» Exercise directions:
Without the pictures, give the entries below again exactly as written.

◇ ◇ ◇ ◇ ◇ ◇ ◇

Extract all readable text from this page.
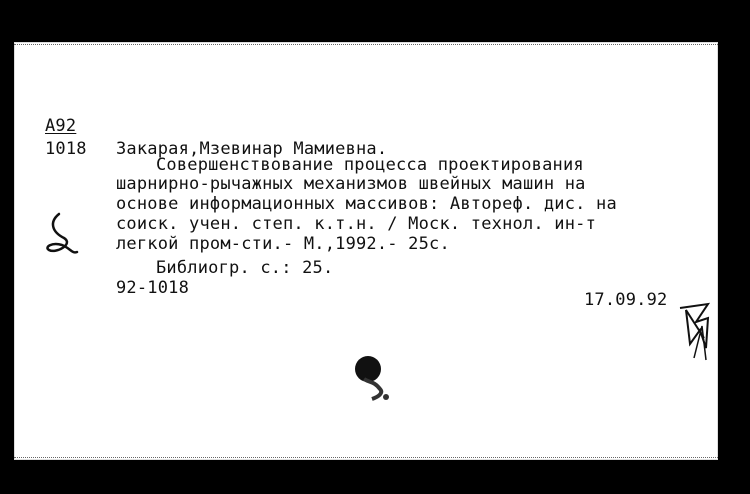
A92
1018 Закарая,Мзевинар Мамиевна.
Совершенствование процесса проектирования
шарнирно-рычажных механизмов швейных машин на
основе информационных массивов: Автореф. дис. на
соиск. учен. степ. к.т.н. / Моск. технол. ин-т
легкой пром-сти.- М.,1992.- 25с.
Библиогр. с.: 25.
92-1018
17.09.92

◇ ◇ ◇ ◇ ◇ ◇ ◇

» Full solution:
Extract all readable text from this page.
A92
1018 Закарая,Мзевинар Мамиевна.
Совершенствование процесса проектирования
шарнирно-рычажных механизмов швейных машин на
основе информационных массивов: Автореф. дис. на
соиск. учен. степ. к.т.н. / Моск. технол. ин-т
легкой пром-сти.- М.,1992.- 25с.
Библиогр. с.: 25.
92-1018
17.09.92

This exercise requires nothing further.